── THE DATA
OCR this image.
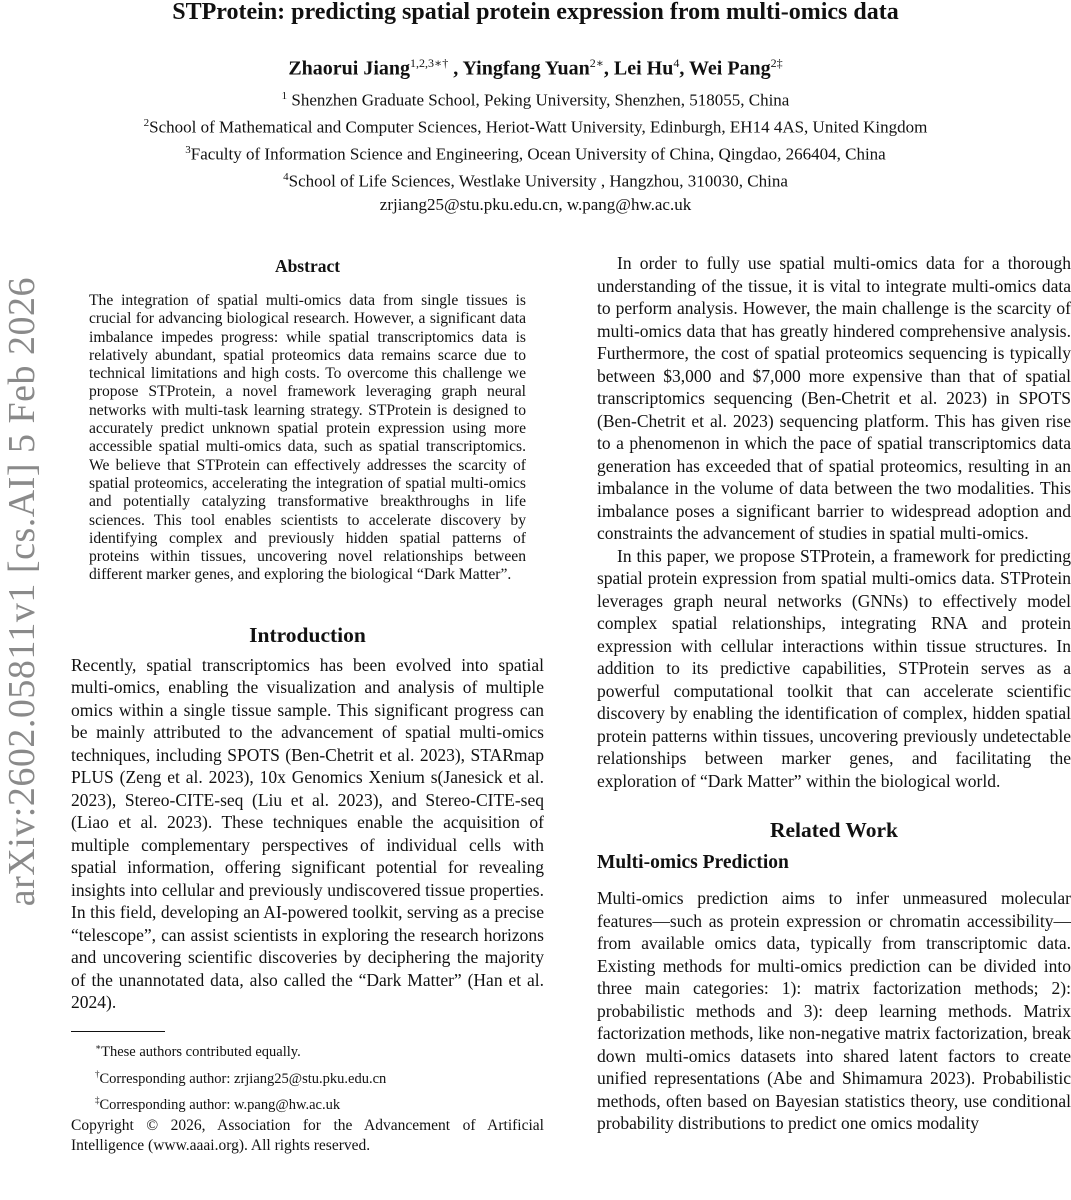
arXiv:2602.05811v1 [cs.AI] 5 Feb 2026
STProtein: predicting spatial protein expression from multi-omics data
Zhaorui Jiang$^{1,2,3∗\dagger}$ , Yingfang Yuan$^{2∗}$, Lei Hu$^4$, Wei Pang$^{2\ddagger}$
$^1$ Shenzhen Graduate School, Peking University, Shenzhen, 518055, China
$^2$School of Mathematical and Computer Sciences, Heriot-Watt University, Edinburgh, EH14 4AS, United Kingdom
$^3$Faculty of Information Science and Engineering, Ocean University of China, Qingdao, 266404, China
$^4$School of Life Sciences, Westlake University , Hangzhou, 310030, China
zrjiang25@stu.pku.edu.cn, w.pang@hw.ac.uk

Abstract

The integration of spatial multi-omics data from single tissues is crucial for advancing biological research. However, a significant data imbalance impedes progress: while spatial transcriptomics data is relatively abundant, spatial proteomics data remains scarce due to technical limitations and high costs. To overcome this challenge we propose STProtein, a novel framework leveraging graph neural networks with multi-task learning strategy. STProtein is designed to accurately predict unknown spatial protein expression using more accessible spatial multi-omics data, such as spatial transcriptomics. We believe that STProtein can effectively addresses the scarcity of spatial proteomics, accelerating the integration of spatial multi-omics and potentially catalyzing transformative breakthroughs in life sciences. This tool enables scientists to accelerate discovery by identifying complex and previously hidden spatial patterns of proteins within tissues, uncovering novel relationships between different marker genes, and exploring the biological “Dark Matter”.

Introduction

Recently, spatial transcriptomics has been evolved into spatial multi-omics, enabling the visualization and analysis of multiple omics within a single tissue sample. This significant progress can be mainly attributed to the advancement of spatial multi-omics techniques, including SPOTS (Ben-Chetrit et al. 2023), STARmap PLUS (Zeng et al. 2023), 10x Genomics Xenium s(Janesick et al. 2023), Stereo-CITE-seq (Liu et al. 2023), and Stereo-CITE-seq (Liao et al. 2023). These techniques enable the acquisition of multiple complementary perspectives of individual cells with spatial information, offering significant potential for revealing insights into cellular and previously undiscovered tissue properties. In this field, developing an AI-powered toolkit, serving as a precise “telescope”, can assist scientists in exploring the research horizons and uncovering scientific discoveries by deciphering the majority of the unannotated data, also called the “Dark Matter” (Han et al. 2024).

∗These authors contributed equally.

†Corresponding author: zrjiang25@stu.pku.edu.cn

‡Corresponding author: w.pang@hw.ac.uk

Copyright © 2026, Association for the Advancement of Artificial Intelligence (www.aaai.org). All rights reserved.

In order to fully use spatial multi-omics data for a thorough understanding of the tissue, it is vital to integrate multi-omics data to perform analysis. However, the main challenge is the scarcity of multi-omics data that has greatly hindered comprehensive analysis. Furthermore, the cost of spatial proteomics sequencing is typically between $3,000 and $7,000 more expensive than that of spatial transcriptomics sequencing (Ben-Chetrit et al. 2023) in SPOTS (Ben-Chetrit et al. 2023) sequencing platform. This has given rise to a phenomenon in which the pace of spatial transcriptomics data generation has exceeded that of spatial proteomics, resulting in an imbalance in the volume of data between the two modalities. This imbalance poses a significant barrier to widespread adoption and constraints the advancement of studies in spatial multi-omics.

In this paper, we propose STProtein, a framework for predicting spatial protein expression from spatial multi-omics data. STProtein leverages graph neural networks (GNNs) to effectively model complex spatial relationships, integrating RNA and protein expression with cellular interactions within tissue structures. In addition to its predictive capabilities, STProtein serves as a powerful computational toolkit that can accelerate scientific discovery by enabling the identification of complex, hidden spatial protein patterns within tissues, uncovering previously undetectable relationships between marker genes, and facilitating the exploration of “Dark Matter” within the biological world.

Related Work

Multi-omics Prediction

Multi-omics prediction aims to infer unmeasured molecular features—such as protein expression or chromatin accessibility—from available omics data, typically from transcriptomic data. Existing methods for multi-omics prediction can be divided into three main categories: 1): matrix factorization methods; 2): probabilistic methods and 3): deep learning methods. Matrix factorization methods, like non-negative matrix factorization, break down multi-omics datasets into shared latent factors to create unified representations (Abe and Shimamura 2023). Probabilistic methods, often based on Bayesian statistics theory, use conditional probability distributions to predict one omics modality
────
── THE DATA
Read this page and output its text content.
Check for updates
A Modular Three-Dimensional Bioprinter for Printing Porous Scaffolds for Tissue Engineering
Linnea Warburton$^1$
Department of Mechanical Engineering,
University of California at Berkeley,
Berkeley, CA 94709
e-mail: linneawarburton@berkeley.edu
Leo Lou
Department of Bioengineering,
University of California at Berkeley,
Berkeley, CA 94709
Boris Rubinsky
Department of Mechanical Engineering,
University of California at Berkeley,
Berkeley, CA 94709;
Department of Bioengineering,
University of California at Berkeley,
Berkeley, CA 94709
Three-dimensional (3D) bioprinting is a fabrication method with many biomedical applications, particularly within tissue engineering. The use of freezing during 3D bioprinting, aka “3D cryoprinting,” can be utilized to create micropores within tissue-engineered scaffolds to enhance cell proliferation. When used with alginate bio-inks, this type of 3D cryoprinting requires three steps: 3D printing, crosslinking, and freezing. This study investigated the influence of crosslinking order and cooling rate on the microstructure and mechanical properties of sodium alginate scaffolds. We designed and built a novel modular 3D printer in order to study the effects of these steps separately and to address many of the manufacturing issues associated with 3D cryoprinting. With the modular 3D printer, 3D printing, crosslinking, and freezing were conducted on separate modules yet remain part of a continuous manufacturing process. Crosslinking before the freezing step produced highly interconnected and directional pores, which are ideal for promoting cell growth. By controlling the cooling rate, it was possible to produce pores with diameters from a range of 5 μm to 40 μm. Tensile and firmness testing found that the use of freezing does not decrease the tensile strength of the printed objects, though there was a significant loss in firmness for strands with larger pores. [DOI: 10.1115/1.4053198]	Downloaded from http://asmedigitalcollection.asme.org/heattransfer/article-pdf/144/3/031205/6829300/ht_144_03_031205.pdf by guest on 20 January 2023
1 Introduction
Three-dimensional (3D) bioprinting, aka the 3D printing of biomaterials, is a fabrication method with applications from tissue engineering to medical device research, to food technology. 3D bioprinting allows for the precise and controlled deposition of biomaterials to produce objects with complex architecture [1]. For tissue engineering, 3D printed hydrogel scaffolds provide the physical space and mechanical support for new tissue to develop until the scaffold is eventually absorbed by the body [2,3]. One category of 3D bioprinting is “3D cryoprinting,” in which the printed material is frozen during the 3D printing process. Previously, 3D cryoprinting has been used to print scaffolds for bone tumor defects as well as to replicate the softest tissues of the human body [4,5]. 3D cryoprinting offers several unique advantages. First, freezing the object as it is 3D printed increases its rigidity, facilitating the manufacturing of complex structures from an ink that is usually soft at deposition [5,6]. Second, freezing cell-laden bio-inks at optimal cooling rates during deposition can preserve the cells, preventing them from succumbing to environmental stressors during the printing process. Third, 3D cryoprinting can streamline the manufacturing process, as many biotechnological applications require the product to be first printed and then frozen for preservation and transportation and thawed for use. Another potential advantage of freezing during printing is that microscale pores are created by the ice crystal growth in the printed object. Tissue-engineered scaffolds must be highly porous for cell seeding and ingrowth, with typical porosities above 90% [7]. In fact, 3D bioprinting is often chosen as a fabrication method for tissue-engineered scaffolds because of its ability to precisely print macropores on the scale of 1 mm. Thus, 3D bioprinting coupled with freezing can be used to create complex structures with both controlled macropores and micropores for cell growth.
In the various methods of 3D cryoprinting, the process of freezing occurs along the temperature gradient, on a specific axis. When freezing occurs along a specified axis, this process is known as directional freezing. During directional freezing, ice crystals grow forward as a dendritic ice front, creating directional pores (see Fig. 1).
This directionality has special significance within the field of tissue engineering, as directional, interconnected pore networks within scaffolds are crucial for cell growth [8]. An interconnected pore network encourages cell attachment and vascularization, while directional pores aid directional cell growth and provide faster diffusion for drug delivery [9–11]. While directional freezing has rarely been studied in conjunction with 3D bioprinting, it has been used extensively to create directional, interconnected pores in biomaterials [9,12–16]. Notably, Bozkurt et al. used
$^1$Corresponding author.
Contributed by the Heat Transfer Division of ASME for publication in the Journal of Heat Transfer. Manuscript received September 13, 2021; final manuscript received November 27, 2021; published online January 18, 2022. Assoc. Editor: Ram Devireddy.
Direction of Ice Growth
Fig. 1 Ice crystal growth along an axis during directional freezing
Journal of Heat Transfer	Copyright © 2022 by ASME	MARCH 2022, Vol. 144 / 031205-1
────
> **PROBLEM STATEMENT**
Work through the listing above and report how many lines include the string "Journal", with no other text.

> **TASK RESPONSE**
2